__WHAT IS EXPECTED__
Select every line containing the word "kapitalizacji" from the material, and copy those lines.

__TASK MATERIAL__

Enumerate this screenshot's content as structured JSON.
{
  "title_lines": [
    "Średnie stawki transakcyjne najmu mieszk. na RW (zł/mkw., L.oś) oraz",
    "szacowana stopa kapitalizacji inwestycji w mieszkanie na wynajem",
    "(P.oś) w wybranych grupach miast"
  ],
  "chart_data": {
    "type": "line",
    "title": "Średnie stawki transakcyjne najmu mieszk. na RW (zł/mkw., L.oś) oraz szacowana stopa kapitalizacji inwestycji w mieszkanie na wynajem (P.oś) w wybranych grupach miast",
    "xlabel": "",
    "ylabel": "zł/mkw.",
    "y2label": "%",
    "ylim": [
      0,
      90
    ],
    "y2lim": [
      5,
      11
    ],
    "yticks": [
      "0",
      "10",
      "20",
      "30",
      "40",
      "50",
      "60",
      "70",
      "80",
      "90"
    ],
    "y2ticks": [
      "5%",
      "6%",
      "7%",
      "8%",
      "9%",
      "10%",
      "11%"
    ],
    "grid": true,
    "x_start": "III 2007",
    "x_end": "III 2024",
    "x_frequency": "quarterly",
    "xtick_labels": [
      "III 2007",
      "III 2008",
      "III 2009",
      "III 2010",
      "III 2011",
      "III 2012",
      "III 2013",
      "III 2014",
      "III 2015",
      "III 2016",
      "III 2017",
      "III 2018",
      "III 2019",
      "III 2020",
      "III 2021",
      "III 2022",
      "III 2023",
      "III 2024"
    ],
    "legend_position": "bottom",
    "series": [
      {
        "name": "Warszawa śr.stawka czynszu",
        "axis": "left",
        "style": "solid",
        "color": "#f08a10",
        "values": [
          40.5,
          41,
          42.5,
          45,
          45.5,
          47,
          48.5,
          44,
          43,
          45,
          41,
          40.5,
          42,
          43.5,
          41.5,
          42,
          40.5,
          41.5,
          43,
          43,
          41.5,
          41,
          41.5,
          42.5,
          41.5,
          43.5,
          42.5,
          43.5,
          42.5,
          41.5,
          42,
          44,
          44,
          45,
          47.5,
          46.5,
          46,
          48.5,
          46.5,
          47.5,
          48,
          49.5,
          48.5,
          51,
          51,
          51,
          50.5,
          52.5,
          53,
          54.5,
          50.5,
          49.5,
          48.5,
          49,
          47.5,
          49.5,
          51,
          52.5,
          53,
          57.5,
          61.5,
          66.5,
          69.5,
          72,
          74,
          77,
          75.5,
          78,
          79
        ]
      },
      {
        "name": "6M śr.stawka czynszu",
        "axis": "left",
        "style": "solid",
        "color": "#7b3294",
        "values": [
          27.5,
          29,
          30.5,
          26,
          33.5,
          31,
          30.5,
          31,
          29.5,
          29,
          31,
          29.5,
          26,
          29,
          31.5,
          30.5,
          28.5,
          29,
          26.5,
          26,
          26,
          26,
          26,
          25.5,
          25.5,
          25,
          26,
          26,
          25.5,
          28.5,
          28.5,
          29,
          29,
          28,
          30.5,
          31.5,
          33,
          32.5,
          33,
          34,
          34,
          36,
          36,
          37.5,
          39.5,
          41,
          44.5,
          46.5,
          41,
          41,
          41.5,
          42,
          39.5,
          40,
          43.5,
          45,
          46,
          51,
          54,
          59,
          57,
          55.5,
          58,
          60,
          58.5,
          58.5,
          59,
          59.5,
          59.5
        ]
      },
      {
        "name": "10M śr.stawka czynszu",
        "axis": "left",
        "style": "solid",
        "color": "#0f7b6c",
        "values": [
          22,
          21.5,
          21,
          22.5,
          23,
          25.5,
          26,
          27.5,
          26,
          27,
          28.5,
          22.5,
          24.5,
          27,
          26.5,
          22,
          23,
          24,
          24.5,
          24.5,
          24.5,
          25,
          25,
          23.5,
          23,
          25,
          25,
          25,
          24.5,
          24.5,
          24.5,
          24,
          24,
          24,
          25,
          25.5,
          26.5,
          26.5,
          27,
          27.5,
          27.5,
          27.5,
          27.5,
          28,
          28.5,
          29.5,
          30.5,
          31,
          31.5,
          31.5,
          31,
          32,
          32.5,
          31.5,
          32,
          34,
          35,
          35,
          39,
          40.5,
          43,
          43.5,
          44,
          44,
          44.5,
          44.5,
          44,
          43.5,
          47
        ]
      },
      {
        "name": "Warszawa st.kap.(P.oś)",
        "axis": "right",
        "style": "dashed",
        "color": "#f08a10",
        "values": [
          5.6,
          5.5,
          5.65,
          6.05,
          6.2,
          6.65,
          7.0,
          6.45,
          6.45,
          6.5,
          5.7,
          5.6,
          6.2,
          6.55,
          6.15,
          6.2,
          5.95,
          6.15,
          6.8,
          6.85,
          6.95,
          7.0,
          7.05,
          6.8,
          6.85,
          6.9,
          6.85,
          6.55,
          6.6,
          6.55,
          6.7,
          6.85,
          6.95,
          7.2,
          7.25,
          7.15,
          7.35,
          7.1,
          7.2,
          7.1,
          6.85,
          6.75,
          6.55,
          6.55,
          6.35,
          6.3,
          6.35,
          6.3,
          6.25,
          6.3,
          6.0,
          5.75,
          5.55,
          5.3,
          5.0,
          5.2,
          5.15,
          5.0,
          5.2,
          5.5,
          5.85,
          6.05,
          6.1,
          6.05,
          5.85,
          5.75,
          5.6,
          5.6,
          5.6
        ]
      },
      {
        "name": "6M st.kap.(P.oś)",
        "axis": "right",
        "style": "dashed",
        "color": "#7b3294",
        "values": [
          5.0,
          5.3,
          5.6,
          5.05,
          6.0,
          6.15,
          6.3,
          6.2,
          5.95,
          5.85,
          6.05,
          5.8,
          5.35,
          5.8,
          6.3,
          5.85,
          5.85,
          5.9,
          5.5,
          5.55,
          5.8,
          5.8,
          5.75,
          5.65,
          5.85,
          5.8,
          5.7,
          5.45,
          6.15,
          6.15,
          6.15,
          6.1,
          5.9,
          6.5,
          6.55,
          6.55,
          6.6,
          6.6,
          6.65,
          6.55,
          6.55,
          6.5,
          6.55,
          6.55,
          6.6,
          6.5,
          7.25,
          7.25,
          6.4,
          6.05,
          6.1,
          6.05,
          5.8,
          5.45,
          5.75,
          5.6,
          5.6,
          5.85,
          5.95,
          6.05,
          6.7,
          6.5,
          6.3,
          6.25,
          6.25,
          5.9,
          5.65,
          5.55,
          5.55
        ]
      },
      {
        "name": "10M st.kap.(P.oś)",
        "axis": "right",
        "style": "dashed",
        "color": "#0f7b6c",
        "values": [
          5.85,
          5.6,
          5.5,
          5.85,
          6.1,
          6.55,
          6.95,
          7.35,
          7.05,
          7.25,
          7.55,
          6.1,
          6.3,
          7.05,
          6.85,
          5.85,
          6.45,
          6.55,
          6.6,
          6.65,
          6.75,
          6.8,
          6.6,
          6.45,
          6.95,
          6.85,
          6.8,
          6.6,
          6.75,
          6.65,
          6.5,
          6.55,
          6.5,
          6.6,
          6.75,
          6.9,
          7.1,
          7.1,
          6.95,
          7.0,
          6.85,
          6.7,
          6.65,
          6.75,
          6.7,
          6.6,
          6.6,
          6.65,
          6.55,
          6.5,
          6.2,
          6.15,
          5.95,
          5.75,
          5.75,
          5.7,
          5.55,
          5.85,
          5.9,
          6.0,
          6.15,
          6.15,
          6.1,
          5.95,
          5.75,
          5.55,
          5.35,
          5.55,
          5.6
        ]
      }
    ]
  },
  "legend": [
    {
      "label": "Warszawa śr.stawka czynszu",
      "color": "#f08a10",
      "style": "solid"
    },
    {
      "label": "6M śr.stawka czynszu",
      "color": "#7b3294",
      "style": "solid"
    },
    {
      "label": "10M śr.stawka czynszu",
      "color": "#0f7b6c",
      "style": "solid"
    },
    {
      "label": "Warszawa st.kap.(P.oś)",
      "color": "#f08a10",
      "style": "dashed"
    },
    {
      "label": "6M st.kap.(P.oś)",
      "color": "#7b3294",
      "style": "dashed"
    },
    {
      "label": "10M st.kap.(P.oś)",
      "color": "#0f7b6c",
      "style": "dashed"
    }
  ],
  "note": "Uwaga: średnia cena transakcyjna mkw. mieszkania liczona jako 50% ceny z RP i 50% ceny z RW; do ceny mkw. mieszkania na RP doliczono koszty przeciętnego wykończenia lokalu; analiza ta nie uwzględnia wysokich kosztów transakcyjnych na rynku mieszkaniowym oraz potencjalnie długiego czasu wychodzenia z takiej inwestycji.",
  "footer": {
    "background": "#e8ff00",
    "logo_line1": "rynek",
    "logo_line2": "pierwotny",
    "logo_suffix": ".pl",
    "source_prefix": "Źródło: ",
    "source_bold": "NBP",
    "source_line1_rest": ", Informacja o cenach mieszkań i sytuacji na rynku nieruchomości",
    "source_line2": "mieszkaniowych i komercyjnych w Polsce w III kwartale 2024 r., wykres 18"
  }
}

__EXERCISE ANSWER__
    "szacowana stopa kapitalizacji inwestycji w mieszkanie na wynajem",
    "title": "Średnie stawki transakcyjne najmu mieszk. na RW (zł/mkw., L.oś) oraz szacowana stopa kapitalizacji inwestycji w mieszkanie na wynajem (P.oś) w wybranych grupach miast",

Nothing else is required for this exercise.